**SELECTED EXTRACT**.
------------------------------------------------

At March 31, 1997, the Company held foreign currency forward contracts with
notional amounts totaling $80,833,000 which mature during 1997 and 1998. The
forward contracts convert $80,833,000 to Australian dollars at an average
rate of US$0.7644. The notional amount of forward exchange contracts is the
amount of foreign currency bought or sold at maturity.
7
<PAGE>
4. COMMITMENTS AND CONTINGENCIES, CONTINUED:
COMMON SHARES ISSUABLE
At March 31, 1997, a total of 11,191,144 shares of authorized common stock were
reserved for the following:
Convertible Notes . . . . . . . . . . . . . . . . . . 7,709,067
Stock Options . . . . . . . . . . . . . . . . . . . . 3,455,816
Employee Savings Plan . . . . . . . . . . . . . . . . 26,261
-----------
11,191,144
-----------
-----------
STOCK OPTION PLAN
In April 1997, shareholders approved the 1997 Stock Plan. Under the plan, a
maximum of 4,000,000 shares may be granted to directors and employees at not
less than 100 percent of the fair market value at the date of grant. Options
shall be fully vested after three years from the date of grant and expire
seven years from the date of grant.

------------------------------------------------

**EXTRACTED DATA**.
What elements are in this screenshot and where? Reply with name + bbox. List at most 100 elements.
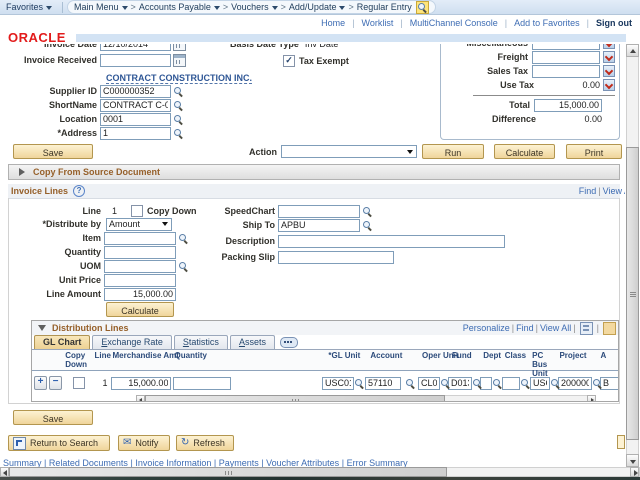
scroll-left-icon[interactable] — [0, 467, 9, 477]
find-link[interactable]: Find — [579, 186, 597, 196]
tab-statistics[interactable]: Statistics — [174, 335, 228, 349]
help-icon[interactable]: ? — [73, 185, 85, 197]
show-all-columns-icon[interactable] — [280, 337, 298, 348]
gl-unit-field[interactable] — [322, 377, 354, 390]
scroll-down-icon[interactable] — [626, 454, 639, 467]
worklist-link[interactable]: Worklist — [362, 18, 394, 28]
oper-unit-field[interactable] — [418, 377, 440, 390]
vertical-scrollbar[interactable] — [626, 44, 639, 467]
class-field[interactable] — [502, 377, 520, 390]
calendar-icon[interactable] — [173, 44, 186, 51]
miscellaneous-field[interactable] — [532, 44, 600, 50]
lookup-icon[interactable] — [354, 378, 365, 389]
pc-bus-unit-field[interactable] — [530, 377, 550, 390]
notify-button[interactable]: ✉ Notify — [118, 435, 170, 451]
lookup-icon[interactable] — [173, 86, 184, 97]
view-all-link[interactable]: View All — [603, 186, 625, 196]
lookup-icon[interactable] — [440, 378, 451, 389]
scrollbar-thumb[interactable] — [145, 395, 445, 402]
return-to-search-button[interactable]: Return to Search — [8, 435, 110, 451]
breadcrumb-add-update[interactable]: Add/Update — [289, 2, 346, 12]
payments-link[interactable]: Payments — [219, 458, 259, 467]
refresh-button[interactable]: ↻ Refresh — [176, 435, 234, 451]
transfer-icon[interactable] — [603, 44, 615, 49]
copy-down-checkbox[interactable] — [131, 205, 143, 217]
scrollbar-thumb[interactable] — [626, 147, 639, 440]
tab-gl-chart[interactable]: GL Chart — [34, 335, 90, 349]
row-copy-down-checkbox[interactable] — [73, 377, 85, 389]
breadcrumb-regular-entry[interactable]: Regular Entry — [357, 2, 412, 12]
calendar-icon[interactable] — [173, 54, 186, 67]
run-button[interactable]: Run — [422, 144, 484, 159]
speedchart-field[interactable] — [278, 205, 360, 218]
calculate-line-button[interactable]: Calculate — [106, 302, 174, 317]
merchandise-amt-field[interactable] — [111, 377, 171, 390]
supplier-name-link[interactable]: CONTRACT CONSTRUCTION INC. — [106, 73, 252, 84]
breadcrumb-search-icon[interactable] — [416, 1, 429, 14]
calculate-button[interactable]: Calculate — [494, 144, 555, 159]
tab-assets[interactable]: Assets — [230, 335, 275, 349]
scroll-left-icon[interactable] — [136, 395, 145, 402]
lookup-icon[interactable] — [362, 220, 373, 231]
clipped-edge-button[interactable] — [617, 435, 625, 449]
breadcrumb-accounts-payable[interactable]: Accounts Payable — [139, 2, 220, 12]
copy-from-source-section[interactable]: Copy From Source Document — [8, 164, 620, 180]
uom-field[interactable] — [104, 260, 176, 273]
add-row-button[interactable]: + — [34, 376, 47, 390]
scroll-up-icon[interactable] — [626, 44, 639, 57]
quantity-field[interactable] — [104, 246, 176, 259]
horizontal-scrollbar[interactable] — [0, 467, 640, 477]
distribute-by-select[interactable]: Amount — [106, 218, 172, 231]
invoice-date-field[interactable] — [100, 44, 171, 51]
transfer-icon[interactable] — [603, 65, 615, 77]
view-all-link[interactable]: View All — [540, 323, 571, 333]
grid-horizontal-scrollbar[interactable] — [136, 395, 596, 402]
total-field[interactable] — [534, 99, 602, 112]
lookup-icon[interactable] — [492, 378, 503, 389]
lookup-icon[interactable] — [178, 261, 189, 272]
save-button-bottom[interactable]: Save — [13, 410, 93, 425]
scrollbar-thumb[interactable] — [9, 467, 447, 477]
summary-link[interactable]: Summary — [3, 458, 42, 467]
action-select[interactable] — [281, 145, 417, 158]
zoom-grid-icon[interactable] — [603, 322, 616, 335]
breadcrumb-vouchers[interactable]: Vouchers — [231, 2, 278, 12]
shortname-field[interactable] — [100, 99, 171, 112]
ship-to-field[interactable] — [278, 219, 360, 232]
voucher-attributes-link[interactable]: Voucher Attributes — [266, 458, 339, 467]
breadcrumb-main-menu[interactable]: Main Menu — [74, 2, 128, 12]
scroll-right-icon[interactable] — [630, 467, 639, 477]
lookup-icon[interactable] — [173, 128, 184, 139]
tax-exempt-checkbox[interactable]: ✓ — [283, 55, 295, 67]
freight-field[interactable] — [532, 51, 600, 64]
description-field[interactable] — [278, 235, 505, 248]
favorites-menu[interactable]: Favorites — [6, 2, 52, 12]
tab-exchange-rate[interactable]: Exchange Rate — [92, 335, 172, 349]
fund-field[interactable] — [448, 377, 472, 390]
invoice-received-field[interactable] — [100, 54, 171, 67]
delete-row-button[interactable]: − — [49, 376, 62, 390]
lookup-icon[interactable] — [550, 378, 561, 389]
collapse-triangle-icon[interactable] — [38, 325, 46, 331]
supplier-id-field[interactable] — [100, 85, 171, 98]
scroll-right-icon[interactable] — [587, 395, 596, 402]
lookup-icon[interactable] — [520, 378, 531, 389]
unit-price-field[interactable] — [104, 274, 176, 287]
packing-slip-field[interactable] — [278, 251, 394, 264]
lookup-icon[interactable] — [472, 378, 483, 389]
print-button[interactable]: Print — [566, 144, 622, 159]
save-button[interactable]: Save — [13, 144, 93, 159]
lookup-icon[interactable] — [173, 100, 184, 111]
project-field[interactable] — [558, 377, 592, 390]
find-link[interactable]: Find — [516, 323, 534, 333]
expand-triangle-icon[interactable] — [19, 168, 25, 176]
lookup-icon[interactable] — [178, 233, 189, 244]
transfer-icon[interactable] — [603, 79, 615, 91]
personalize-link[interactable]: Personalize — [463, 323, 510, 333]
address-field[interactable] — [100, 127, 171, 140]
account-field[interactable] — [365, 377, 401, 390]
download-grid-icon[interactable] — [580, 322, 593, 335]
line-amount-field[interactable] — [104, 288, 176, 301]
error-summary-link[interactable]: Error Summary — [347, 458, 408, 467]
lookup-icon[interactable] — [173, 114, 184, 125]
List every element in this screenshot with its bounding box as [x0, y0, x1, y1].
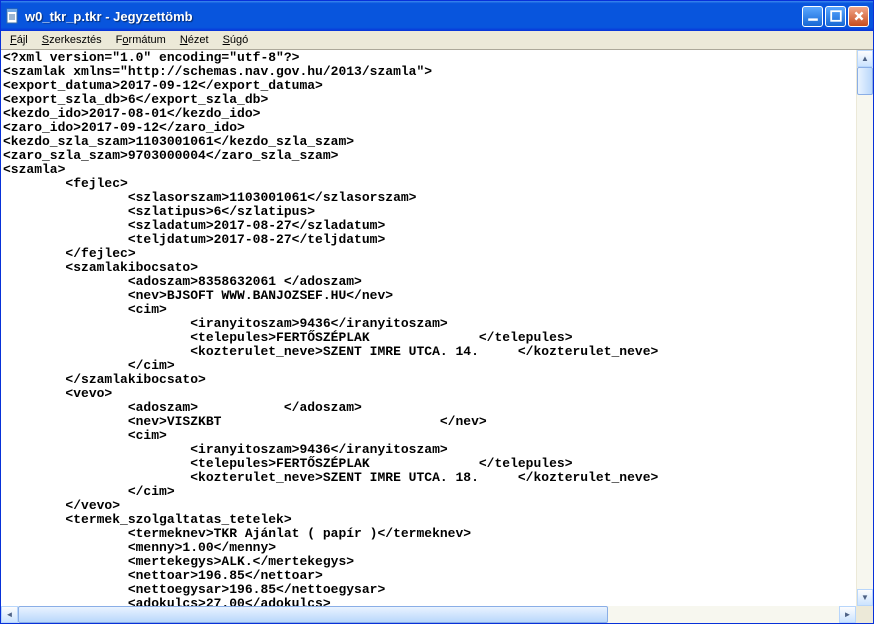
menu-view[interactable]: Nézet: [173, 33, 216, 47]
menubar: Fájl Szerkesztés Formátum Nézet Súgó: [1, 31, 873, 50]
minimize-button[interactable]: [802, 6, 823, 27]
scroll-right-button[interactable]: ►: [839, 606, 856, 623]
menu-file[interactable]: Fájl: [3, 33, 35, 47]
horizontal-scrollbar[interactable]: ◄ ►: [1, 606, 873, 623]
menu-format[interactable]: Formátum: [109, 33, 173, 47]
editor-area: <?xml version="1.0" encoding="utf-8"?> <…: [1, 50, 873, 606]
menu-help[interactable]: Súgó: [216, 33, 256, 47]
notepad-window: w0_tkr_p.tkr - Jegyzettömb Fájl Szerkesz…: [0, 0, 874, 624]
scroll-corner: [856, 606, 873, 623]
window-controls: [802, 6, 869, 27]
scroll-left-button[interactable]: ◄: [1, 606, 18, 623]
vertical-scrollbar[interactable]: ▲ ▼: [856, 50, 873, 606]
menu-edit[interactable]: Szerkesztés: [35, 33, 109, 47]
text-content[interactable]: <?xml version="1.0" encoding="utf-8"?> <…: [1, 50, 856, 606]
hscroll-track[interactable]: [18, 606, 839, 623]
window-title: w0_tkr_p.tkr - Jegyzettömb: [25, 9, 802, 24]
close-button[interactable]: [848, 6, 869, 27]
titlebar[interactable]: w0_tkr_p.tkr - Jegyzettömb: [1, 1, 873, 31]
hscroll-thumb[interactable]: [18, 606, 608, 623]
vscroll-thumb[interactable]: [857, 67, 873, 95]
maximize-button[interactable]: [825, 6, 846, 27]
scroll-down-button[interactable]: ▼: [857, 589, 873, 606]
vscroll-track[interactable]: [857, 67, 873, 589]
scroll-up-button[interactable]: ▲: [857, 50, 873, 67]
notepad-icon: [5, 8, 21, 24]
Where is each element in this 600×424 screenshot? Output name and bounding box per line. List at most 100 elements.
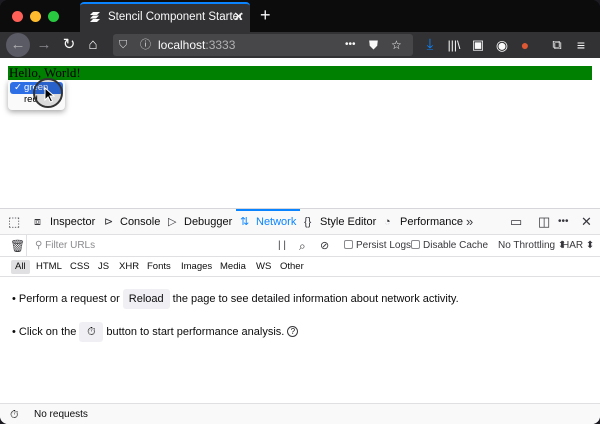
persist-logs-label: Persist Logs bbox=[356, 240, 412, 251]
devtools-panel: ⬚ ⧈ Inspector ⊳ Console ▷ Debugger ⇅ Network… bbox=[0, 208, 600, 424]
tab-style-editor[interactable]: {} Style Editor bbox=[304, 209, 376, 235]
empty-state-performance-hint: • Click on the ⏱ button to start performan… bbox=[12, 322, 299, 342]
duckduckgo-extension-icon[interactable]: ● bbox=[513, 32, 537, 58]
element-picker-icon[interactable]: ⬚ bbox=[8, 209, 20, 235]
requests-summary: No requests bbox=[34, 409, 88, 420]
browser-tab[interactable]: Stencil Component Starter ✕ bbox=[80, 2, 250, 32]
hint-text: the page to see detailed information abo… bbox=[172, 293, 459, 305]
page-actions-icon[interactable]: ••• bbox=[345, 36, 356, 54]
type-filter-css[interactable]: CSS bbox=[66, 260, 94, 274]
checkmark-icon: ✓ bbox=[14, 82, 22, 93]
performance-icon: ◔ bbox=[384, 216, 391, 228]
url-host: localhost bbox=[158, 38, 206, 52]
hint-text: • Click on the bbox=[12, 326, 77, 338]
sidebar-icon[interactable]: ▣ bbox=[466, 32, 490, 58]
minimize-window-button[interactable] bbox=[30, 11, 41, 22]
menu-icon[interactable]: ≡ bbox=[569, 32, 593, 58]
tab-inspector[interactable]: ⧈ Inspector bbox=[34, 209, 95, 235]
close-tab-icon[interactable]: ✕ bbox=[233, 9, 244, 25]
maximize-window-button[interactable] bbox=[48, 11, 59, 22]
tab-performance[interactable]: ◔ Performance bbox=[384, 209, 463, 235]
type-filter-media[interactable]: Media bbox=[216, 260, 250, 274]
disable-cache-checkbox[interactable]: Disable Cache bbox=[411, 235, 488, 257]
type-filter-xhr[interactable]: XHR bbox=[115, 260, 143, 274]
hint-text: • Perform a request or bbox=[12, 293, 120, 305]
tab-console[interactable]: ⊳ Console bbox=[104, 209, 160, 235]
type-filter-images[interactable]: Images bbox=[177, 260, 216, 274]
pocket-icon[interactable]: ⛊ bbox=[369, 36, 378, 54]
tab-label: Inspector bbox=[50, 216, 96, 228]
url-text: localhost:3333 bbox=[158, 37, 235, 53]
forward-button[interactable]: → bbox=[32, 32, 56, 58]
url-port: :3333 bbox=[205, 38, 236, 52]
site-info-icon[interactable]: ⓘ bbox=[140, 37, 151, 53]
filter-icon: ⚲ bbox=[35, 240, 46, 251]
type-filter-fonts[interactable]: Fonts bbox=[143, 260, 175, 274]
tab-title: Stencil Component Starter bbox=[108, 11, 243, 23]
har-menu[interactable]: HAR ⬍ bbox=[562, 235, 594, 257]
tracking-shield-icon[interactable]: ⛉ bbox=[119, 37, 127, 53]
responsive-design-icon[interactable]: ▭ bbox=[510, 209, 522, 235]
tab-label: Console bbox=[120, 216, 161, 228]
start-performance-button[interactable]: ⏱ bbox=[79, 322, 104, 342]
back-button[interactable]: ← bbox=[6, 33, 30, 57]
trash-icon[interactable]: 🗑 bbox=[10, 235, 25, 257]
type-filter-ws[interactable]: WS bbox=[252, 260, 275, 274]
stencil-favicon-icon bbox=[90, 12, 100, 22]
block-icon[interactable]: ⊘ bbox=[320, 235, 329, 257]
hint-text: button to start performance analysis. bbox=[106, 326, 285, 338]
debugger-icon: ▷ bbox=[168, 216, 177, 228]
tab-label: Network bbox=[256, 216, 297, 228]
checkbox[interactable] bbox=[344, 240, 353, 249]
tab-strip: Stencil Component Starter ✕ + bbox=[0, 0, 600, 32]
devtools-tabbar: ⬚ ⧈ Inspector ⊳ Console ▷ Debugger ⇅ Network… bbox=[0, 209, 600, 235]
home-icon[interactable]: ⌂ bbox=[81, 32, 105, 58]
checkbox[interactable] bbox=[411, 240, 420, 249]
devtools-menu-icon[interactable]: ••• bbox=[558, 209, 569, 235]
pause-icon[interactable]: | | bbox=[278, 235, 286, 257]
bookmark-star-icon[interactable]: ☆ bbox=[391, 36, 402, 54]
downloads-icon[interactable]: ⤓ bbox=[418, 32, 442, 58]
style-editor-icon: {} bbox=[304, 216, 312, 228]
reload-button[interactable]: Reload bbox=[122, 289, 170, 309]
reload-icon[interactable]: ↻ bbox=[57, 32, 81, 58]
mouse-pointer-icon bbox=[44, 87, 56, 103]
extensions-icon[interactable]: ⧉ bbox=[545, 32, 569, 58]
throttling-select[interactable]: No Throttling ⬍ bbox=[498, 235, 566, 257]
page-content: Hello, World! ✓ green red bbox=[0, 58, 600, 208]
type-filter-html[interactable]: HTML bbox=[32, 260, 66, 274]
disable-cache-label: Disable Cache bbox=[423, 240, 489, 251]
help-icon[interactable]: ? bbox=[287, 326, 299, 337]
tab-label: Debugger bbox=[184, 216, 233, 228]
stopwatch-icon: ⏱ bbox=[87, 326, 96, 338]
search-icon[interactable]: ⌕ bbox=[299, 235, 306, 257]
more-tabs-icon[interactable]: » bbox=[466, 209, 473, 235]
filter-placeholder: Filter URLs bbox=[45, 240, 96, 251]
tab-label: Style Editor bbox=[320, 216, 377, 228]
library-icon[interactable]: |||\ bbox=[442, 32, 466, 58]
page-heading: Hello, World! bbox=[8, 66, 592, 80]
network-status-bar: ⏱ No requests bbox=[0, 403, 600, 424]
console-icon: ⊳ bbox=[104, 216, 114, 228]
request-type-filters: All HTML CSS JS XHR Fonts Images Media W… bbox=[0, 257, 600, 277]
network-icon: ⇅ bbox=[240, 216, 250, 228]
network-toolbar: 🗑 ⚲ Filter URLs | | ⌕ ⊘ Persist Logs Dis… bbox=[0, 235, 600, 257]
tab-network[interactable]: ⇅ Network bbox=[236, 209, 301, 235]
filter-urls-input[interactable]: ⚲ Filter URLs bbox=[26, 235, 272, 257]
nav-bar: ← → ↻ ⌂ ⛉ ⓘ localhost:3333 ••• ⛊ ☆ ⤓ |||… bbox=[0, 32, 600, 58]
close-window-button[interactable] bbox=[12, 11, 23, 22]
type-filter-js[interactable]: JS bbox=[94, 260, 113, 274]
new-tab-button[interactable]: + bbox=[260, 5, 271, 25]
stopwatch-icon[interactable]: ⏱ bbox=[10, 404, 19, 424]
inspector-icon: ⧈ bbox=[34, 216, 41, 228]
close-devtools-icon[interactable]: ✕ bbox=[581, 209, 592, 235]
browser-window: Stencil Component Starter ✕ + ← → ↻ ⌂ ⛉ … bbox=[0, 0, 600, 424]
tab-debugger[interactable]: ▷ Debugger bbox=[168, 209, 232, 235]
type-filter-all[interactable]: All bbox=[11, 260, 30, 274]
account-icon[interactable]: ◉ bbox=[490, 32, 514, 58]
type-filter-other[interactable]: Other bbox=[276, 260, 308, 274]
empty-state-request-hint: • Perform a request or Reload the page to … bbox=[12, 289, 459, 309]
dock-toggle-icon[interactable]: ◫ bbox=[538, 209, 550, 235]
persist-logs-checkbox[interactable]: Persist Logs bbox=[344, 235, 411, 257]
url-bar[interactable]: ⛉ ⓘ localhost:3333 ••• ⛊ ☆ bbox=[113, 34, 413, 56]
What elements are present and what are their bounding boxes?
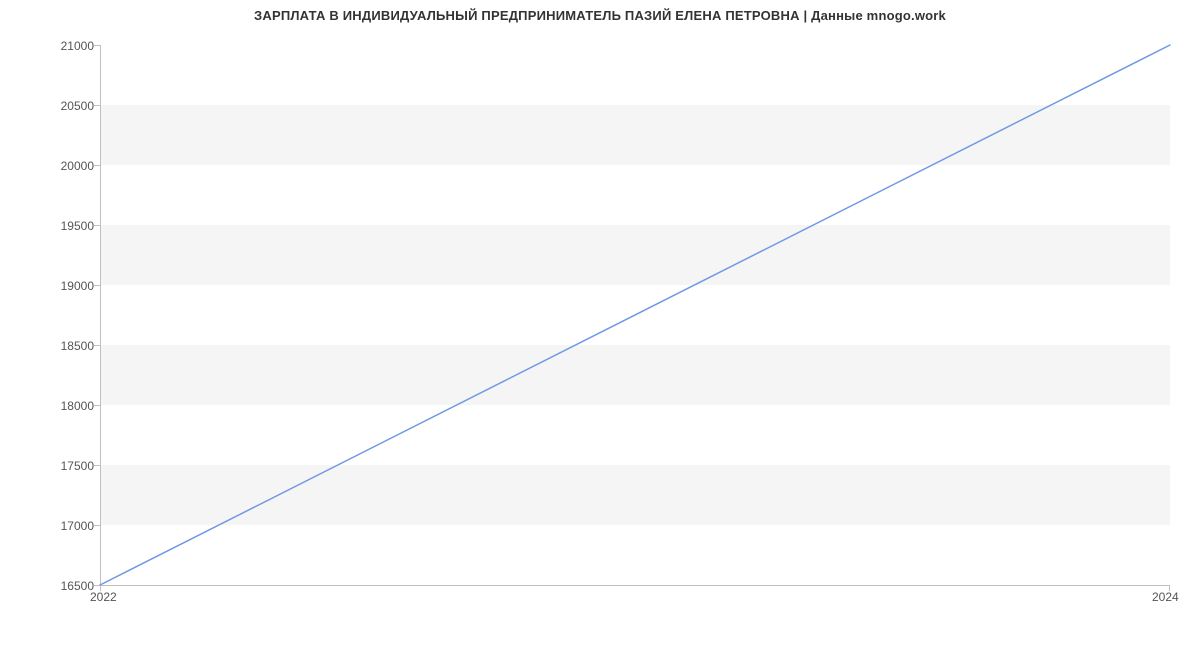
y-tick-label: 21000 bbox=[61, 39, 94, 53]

------------------------------------------------

**TO DO**.
[a] According to the filing excerpt, at what average rate do the forward contracts convert US dollars to Australian dollars?
[b] For each statement, say whether it agrees with the filing excerpt. Answer yes or no, and quote the words from the filing excerpt that decide it.
(i) Shareholders approved the 1997 Stock Plan in April 1997.
(ii) Options under the 1997 Stock Plan expire five years from the date of grant.
(iii) The foreign currency forward contracts mature during 1997 and 1998.
[c] Translate this sentence from the filing excerpt into Spanish: "The notional amount of forward exchange contracts is the amount of foreign currency bought or sold at maturity."
The records are separate material, unrelated to the filing excerpt.

**EXPECTED RESPONSES**.
[a] US$0.7644

[b]
(i) Yes: "In April 1997, shareholders approved the 1997 Stock Plan."
(ii) No: "expire seven years from the date of grant"
(iii) Yes: "which mature during 1997 and 1998"

[c] El monto nocional de los contratos de cambio a plazo es el monto de moneda extranjera comprado o vendido al vencimiento.